(Rows from a figure dataset)
┏━━
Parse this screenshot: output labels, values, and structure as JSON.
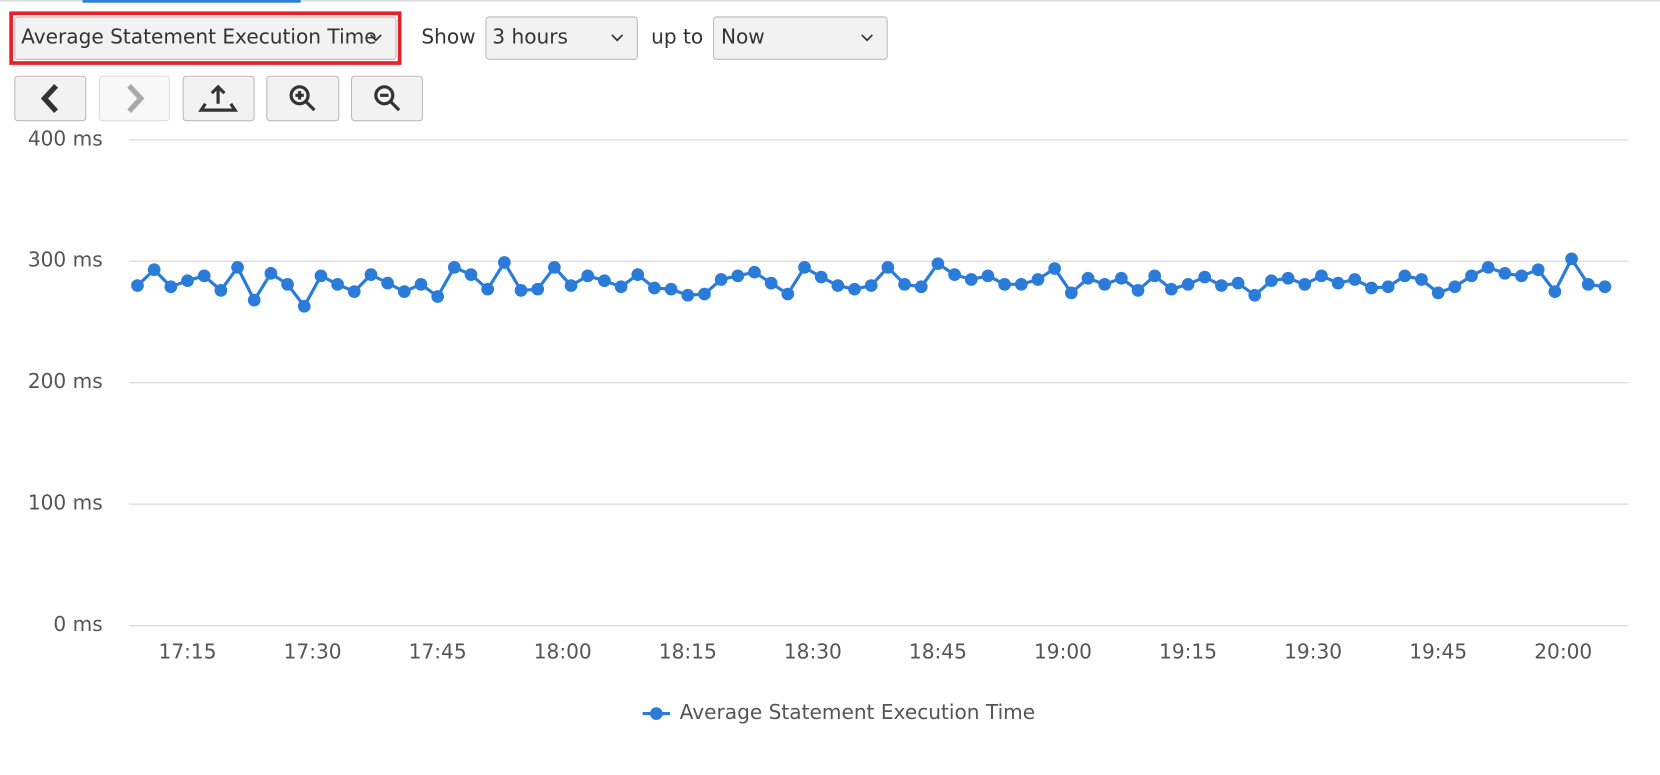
{
  "controls": {
    "metric_select": "Average Statement Execution Time",
    "show_label": "Show",
    "range_select": "3 hours",
    "upto_label": "up to",
    "end_select": "Now"
  },
  "chart_data": {
    "type": "line",
    "x": [
      "17:09",
      "17:11",
      "17:13",
      "17:15",
      "17:17",
      "17:19",
      "17:21",
      "17:23",
      "17:25",
      "17:27",
      "17:29",
      "17:31",
      "17:33",
      "17:35",
      "17:37",
      "17:39",
      "17:41",
      "17:43",
      "17:45",
      "17:47",
      "17:49",
      "17:51",
      "17:53",
      "17:55",
      "17:57",
      "17:59",
      "18:01",
      "18:03",
      "18:05",
      "18:07",
      "18:09",
      "18:11",
      "18:13",
      "18:15",
      "18:17",
      "18:19",
      "18:21",
      "18:23",
      "18:25",
      "18:27",
      "18:29",
      "18:31",
      "18:33",
      "18:35",
      "18:37",
      "18:39",
      "18:41",
      "18:43",
      "18:45",
      "18:47",
      "18:49",
      "18:51",
      "18:53",
      "18:55",
      "18:57",
      "18:59",
      "19:01",
      "19:03",
      "19:05",
      "19:07",
      "19:09",
      "19:11",
      "19:13",
      "19:15",
      "19:17",
      "19:19",
      "19:21",
      "19:23",
      "19:25",
      "19:27",
      "19:29",
      "19:31",
      "19:33",
      "19:35",
      "19:37",
      "19:39",
      "19:41",
      "19:43",
      "19:45",
      "19:47",
      "19:49",
      "19:51",
      "19:53",
      "19:55",
      "19:57",
      "19:59",
      "20:01",
      "20:03",
      "20:05"
    ],
    "series": [
      {
        "name": "Average Statement Execution Time",
        "color": "#2b7cd9",
        "values": [
          280,
          293,
          279,
          284,
          288,
          276,
          295,
          268,
          290,
          281,
          263,
          288,
          281,
          275,
          289,
          282,
          275,
          281,
          271,
          295,
          289,
          277,
          299,
          276,
          277,
          295,
          280,
          288,
          284,
          279,
          289,
          278,
          277,
          272,
          273,
          285,
          288,
          291,
          282,
          273,
          295,
          287,
          280,
          277,
          280,
          295,
          281,
          279,
          298,
          289,
          285,
          288,
          281,
          281,
          285,
          294,
          274,
          286,
          281,
          286,
          276,
          288,
          277,
          281,
          287,
          280,
          282,
          272,
          284,
          286,
          281,
          288,
          282,
          285,
          278,
          279,
          288,
          285,
          274,
          279,
          288,
          295,
          290,
          288,
          293,
          275,
          302,
          281,
          279
        ]
      }
    ],
    "xlim": [
      "17:08",
      "20:08"
    ],
    "xticks": [
      "17:15",
      "17:30",
      "17:45",
      "18:00",
      "18:15",
      "18:30",
      "18:45",
      "19:00",
      "19:15",
      "19:30",
      "19:45",
      "20:00"
    ],
    "ylim": [
      0,
      400
    ],
    "yticks": [
      {
        "value": 0,
        "label": "0 ms"
      },
      {
        "value": 100,
        "label": "100 ms"
      },
      {
        "value": 200,
        "label": "200 ms"
      },
      {
        "value": 300,
        "label": "300 ms"
      },
      {
        "value": 400,
        "label": "400 ms"
      }
    ],
    "grid": true,
    "legend": "bottom"
  }
}
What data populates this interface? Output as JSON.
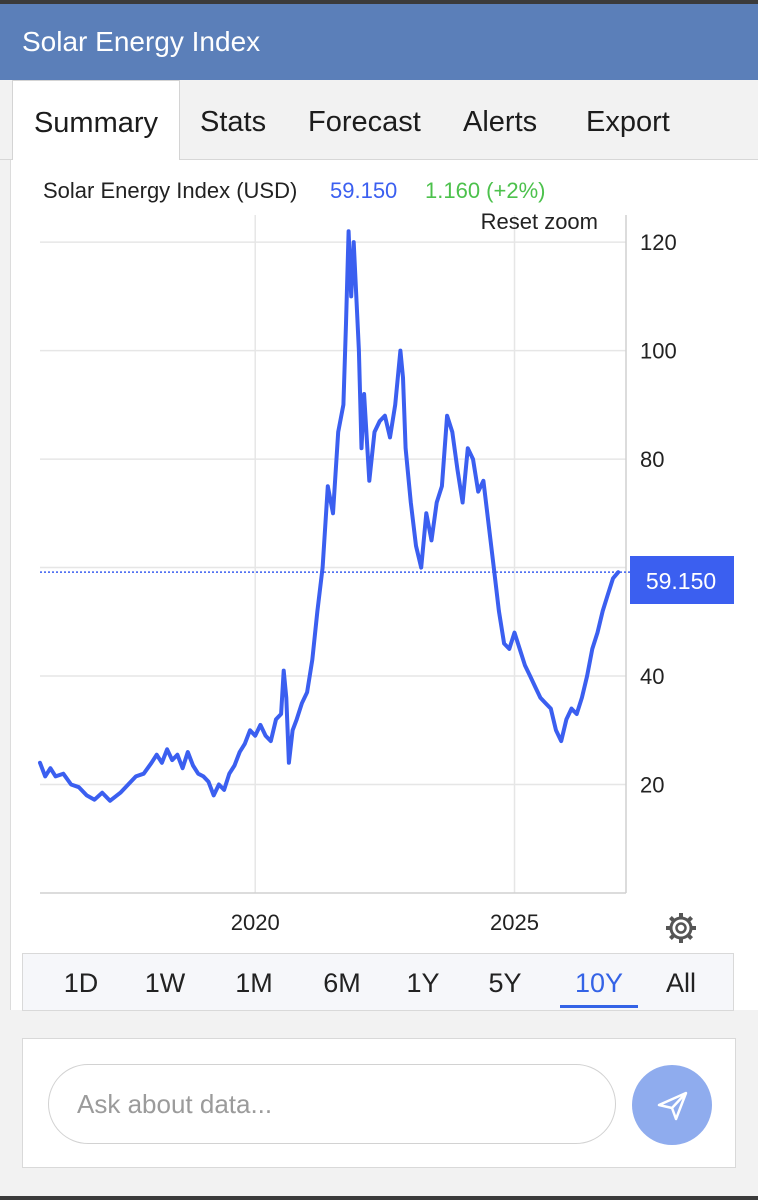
┗━━
» **To be done**
Reproduce every line from the entries that holds the word "Execution".

» **Problem solution**
    "metric_select": "Average Statement Execution Time",
        "name": "Average Statement Execution Time",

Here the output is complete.